GOAL OF THE EXERCISE ::
Reproduce the listing below exactly, minus its pictures.

RECORDS PROVIDED ::
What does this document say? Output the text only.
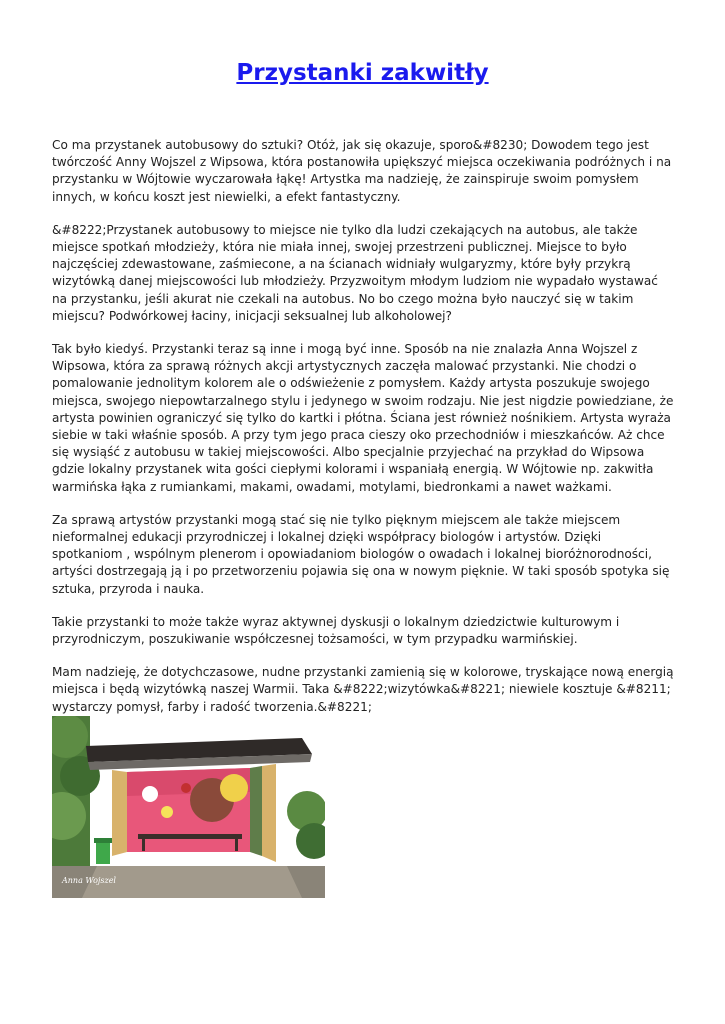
Przystanki zakwitły

Co ma przystanek autobusowy do sztuki? Otóż, jak się okazuje, sporo&#8230; Dowodem tego jest twórczość Anny Wojszel z Wipsowa, która postanowiła upiększyć miejsca oczekiwania podróżnych i na przystanku w Wójtowie wyczarowała łąkę! Artystka ma nadzieję, że zainspiruje swoim pomysłem innych, w końcu koszt jest niewielki, a efekt fantastyczny.

&#8222;Przystanek autobusowy to miejsce nie tylko dla ludzi czekających na autobus, ale także miejsce spotkań młodzieży, która nie miała innej, swojej przestrzeni publicznej. Miejsce to było najczęściej zdewastowane, zaśmiecone, a na ścianach widniały wulgaryzmy, które były przykrą wizytówką danej miejscowości lub młodzieży. Przyzwoitym młodym ludziom nie wypadało wystawać na przystanku, jeśli akurat nie czekali na autobus. No bo czego można było nauczyć się w takim miejscu? Podwórkowej łaciny, inicjacji seksualnej lub alkoholowej?

Tak było kiedyś. Przystanki teraz są inne i mogą być inne. Sposób na nie znalazła Anna Wojszel z Wipsowa, która za sprawą różnych akcji artystycznych zaczęła malować przystanki. Nie chodzi o pomalowanie jednolitym kolorem ale o odświeżenie z pomysłem. Każdy artysta poszukuje swojego miejsca, swojego niepowtarzalnego stylu i jedynego w swoim rodzaju. Nie jest nigdzie powiedziane, że artysta powinien ograniczyć się tylko do kartki i płótna. Ściana jest również nośnikiem. Artysta wyraża siebie w taki właśnie sposób. A przy tym jego praca cieszy oko przechodniów i mieszkańców. Aż chce się wysiąść z autobusu w takiej miejscowości. Albo specjalnie przyjechać na przykład do Wipsowa gdzie lokalny przystanek wita gości ciepłymi kolorami i wspaniałą energią. W Wójtowie np. zakwitła warmińska łąka z rumiankami, makami, owadami, motylami, biedronkami a nawet ważkami.

Za sprawą artystów przystanki mogą stać się nie tylko pięknym miejscem ale także miejscem nieformalnej edukacji przyrodniczej i lokalnej dzięki współpracy biologów i artystów. Dzięki spotkaniom , wspólnym plenerom i opowiadaniom biologów o owadach i lokalnej bioróżnorodności, artyści dostrzegają ją i po przetworzeniu pojawia się ona w nowym pięknie. W taki sposób spotyka się sztuka, przyroda i nauka.

Takie przystanki to może także wyraz aktywnej dyskusji o lokalnym dziedzictwie kulturowym i przyrodniczym, poszukiwanie współczesnej tożsamości, w tym przypadku warmińskiej.

Mam nadzieję, że dotychczasowe, nudne przystanki zamienią się w kolorowe, tryskające nową energią miejsca i będą wizytówką naszej Warmii. Taka &#8222;wizytówka&#8221; niewiele kosztuje &#8211; wystarczy pomysł, farby i radość tworzenia.&#8221;

Anna Wojszel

THE REPLY ::
What does this document say? Output the text only.
Przystanki zakwitły

Co ma przystanek autobusowy do sztuki? Otóż, jak się okazuje, sporo&#8230; Dowodem tego jest twórczość Anny Wojszel z Wipsowa, która postanowiła upiększyć miejsca oczekiwania podróżnych i na przystanku w Wójtowie wyczarowała łąkę! Artystka ma nadzieję, że zainspiruje swoim pomysłem innych, w końcu koszt jest niewielki, a efekt fantastyczny.

&#8222;Przystanek autobusowy to miejsce nie tylko dla ludzi czekających na autobus, ale także miejsce spotkań młodzieży, która nie miała innej, swojej przestrzeni publicznej. Miejsce to było najczęściej zdewastowane, zaśmiecone, a na ścianach widniały wulgaryzmy, które były przykrą wizytówką danej miejscowości lub młodzieży. Przyzwoitym młodym ludziom nie wypadało wystawać na przystanku, jeśli akurat nie czekali na autobus. No bo czego można było nauczyć się w takim miejscu? Podwórkowej łaciny, inicjacji seksualnej lub alkoholowej?

Tak było kiedyś. Przystanki teraz są inne i mogą być inne. Sposób na nie znalazła Anna Wojszel z Wipsowa, która za sprawą różnych akcji artystycznych zaczęła malować przystanki. Nie chodzi o pomalowanie jednolitym kolorem ale o odświeżenie z pomysłem. Każdy artysta poszukuje swojego miejsca, swojego niepowtarzalnego stylu i jedynego w swoim rodzaju. Nie jest nigdzie powiedziane, że artysta powinien ograniczyć się tylko do kartki i płótna. Ściana jest również nośnikiem. Artysta wyraża siebie w taki właśnie sposób. A przy tym jego praca cieszy oko przechodniów i mieszkańców. Aż chce się wysiąść z autobusu w takiej miejscowości. Albo specjalnie przyjechać na przykład do Wipsowa gdzie lokalny przystanek wita gości ciepłymi kolorami i wspaniałą energią. W Wójtowie np. zakwitła warmińska łąka z rumiankami, makami, owadami, motylami, biedronkami a nawet ważkami.

Za sprawą artystów przystanki mogą stać się nie tylko pięknym miejscem ale także miejscem nieformalnej edukacji przyrodniczej i lokalnej dzięki współpracy biologów i artystów. Dzięki spotkaniom , wspólnym plenerom i opowiadaniom biologów o owadach i lokalnej bioróżnorodności, artyści dostrzegają ją i po przetworzeniu pojawia się ona w nowym pięknie. W taki sposób spotyka się sztuka, przyroda i nauka.

Takie przystanki to może także wyraz aktywnej dyskusji o lokalnym dziedzictwie kulturowym i przyrodniczym, poszukiwanie współczesnej tożsamości, w tym przypadku warmińskiej.

Mam nadzieję, że dotychczasowe, nudne przystanki zamienią się w kolorowe, tryskające nową energią miejsca i będą wizytówką naszej Warmii. Taka &#8222;wizytówka&#8221; niewiele kosztuje &#8211; wystarczy pomysł, farby i radość tworzenia.&#8221;

Anna Wojszel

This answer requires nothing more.